From the records below, pull each line that has "connection".
---- Record list
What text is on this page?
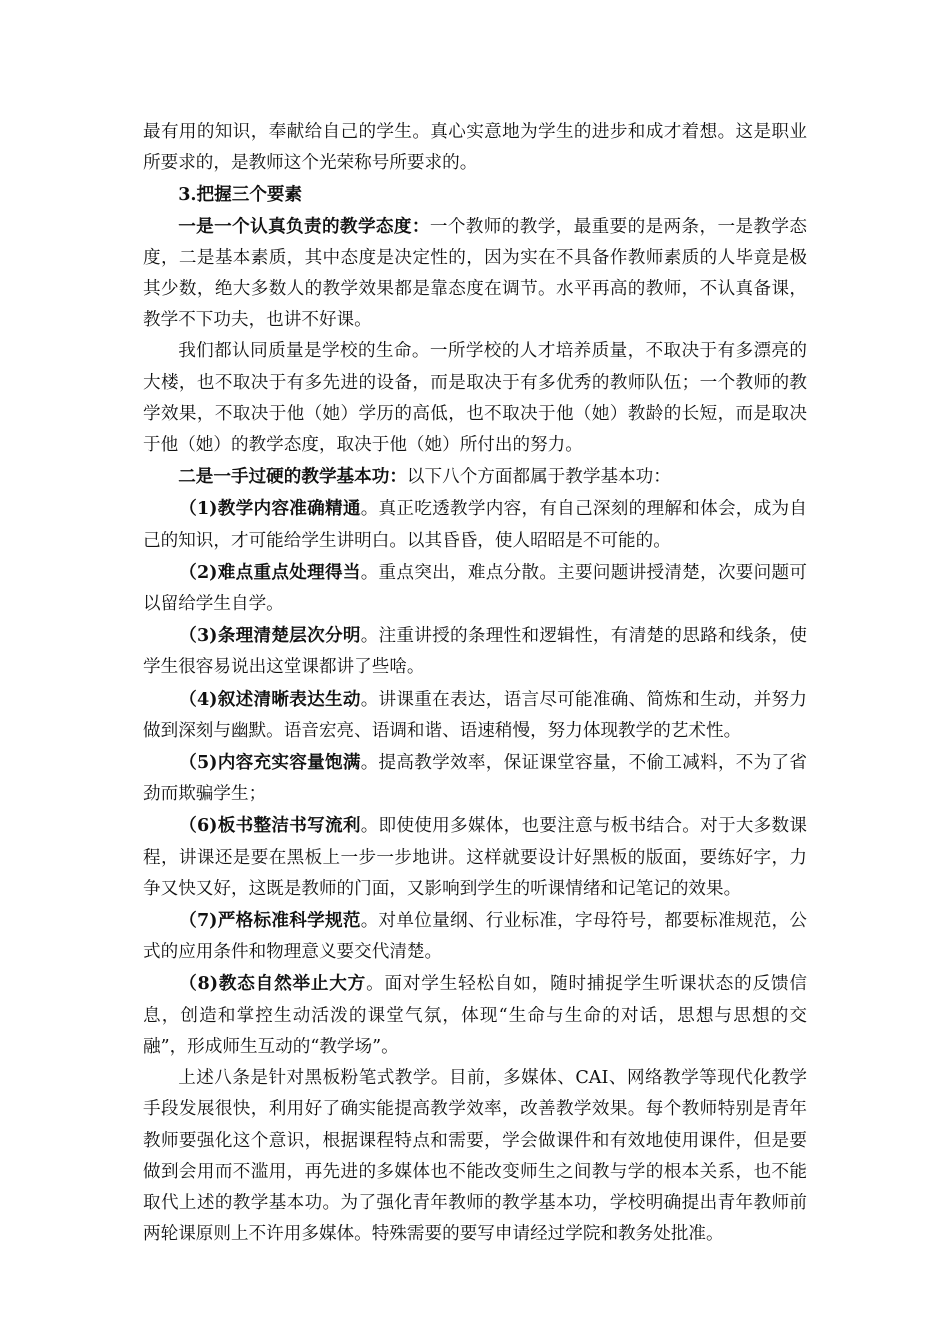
最有用的知识，奉献给自己的学生。真心实意地为学生的进步和成才着想。这是职业所要求的，是教师这个光荣称号所要求的。

3.把握三个要素

一是一个认真负责的教学态度：一个教师的教学，最重要的是两条，一是教学态度，二是基本素质，其中态度是决定性的，因为实在不具备作教师素质的人毕竟是极其少数，绝大多数人的教学效果都是靠态度在调节。水平再高的教师，不认真备课，教学不下功夫，也讲不好课。

我们都认同质量是学校的生命。一所学校的人才培养质量，不取决于有多漂亮的大楼，也不取决于有多先进的设备，而是取决于有多优秀的教师队伍；一个教师的教学效果，不取决于他（她）学历的高低，也不取决于他（她）教龄的长短，而是取决于他（她）的教学态度，取决于他（她）所付出的努力。

二是一手过硬的教学基本功：以下八个方面都属于教学基本功：

（1)教学内容准确精通。真正吃透教学内容，有自己深刻的理解和体会，成为自己的知识，才可能给学生讲明白。以其昏昏，使人昭昭是不可能的。

（2)难点重点处理得当。重点突出，难点分散。主要问题讲授清楚，次要问题可以留给学生自学。

（3)条理清楚层次分明。注重讲授的条理性和逻辑性，有清楚的思路和线条，使学生很容易说出这堂课都讲了些啥。

（4)叙述清晰表达生动。讲课重在表达，语言尽可能准确、简炼和生动，并努力做到深刻与幽默。语音宏亮、语调和谐、语速稍慢，努力体现教学的艺术性。

（5)内容充实容量饱满。提高教学效率，保证课堂容量，不偷工减料，不为了省劲而欺骗学生；

（6)板书整洁书写流利。即使使用多媒体，也要注意与板书结合。对于大多数课程，讲课还是要在黑板上一步一步地讲。这样就要设计好黑板的版面，要练好字，力争又快又好，这既是教师的门面，又影响到学生的听课情绪和记笔记的效果。

（7)严格标准科学规范。对单位量纲、行业标准，字母符号，都要标准规范，公式的应用条件和物理意义要交代清楚。

（8)教态自然举止大方。面对学生轻松自如，随时捕捉学生听课状态的反馈信息，创造和掌控生动活泼的课堂气氛，体现“生命与生命的对话，思想与思想的交融”，形成师生互动的“教学场”。

上述八条是针对黑板粉笔式教学。目前，多媒体、CAI、网络教学等现代化教学手段发展很快，利用好了确实能提高教学效率，改善教学效果。每个教师特别是青年教师要强化这个意识，根据课程特点和需要，学会做课件和有效地使用课件，但是要做到会用而不滥用，再先进的多媒体也不能改变师生之间教与学的根本关系，也不能取代上述的教学基本功。为了强化青年教师的教学基本功，学校明确提出青年教师前两轮课原则上不许用多媒体。特殊需要的要写申请经过学院和教务处批准。
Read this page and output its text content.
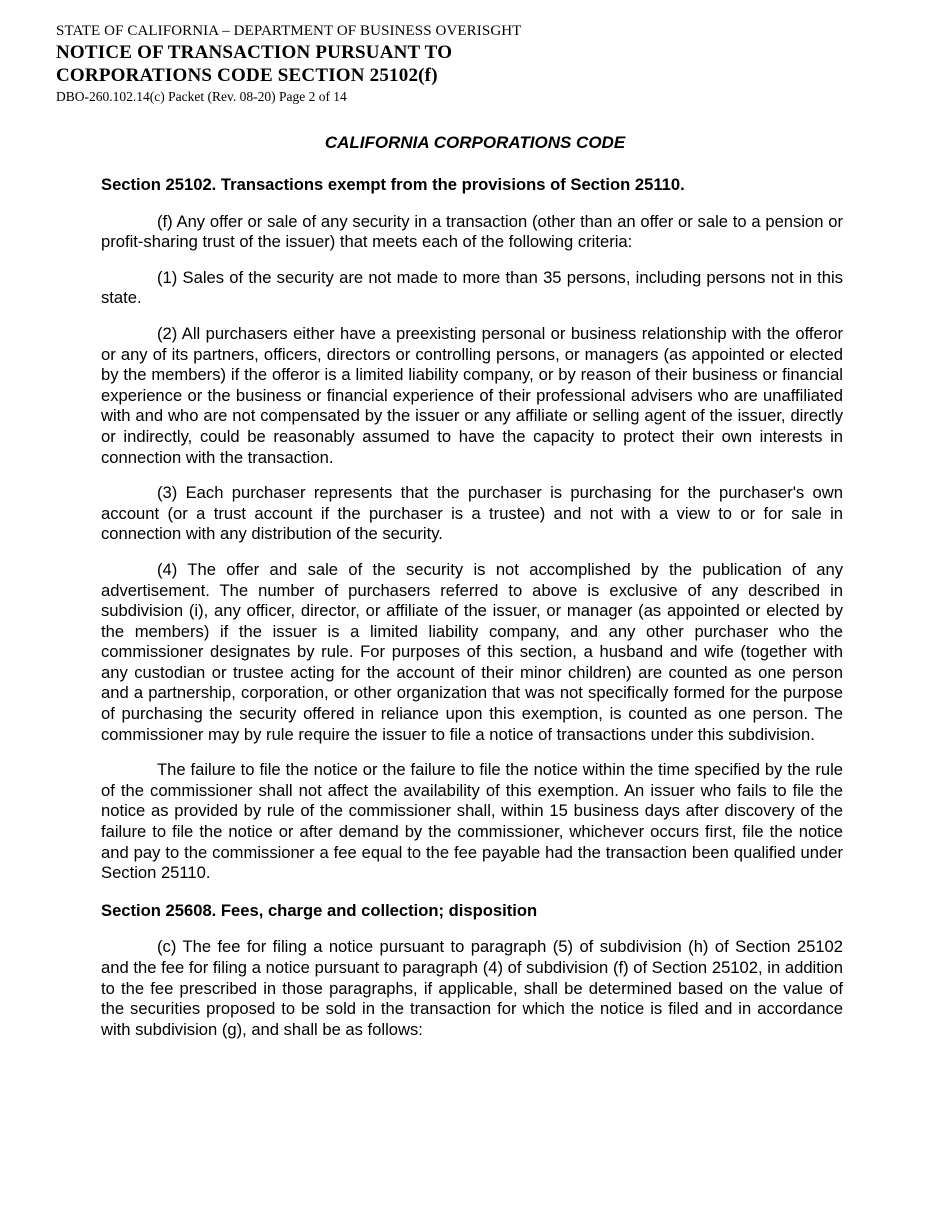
STATE OF CALIFORNIA – DEPARTMENT OF BUSINESS OVERISGHT
NOTICE OF TRANSACTION PURSUANT TO
CORPORATIONS CODE SECTION 25102(f)
DBO-260.102.14(c) Packet (Rev. 08-20) Page 2 of 14
CALIFORNIA CORPORATIONS CODE

Section 25102. Transactions exempt from the provisions of Section 25110.

(f) Any offer or sale of any security in a transaction (other than an offer or sale to a pension or profit-sharing trust of the issuer) that meets each of the following criteria:

(1) Sales of the security are not made to more than 35 persons, including persons not in this state.

(2) All purchasers either have a preexisting personal or business relationship with the offeror or any of its partners, officers, directors or controlling persons, or managers (as appointed or elected by the members) if the offeror is a limited liability company, or by reason of their business or financial experience or the business or financial experience of their professional advisers who are unaffiliated with and who are not compensated by the issuer or any affiliate or selling agent of the issuer, directly or indirectly, could be reasonably assumed to have the capacity to protect their own interests in connection with the transaction.

(3) Each purchaser represents that the purchaser is purchasing for the purchaser's own account (or a trust account if the purchaser is a trustee) and not with a view to or for sale in connection with any distribution of the security.

(4) The offer and sale of the security is not accomplished by the publication of any advertisement. The number of purchasers referred to above is exclusive of any described in subdivision (i), any officer, director, or affiliate of the issuer, or manager (as appointed or elected by the members) if the issuer is a limited liability company, and any other purchaser who the commissioner designates by rule. For purposes of this section, a husband and wife (together with any custodian or trustee acting for the account of their minor children) are counted as one person and a partnership, corporation, or other organization that was not specifically formed for the purpose of purchasing the security offered in reliance upon this exemption, is counted as one person. The commissioner may by rule require the issuer to file a notice of transactions under this subdivision.

The failure to file the notice or the failure to file the notice within the time specified by the rule of the commissioner shall not affect the availability of this exemption. An issuer who fails to file the notice as provided by rule of the commissioner shall, within 15 business days after discovery of the failure to file the notice or after demand by the commissioner, whichever occurs first, file the notice and pay to the commissioner a fee equal to the fee payable had the transaction been qualified under Section 25110.

Section 25608. Fees, charge and collection; disposition

(c) The fee for filing a notice pursuant to paragraph (5) of subdivision (h) of Section 25102 and the fee for filing a notice pursuant to paragraph (4) of subdivision (f) of Section 25102, in addition to the fee prescribed in those paragraphs, if applicable, shall be determined based on the value of the securities proposed to be sold in the transaction for which the notice is filed and in accordance with subdivision (g), and shall be as follows:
--------
[Written answer]:
(2) All purchasers either have a preexisting personal or business relationship with the offeror or any of its partners, officers, directors or controlling persons, or managers (as appointed or elected by the members) if the offeror is a limited liability company, or by reason of their business or financial experience or the business or financial experience of their professional advisers who are unaffiliated with and who are not compensated by the issuer or any affiliate or selling agent of the issuer, directly or indirectly, could be reasonably assumed to have the capacity to protect their own interests in connection with the transaction.
(3) Each purchaser represents that the purchaser is purchasing for the purchaser's own account (or a trust account if the purchaser is a trustee) and not with a view to or for sale in connection with any distribution of the security.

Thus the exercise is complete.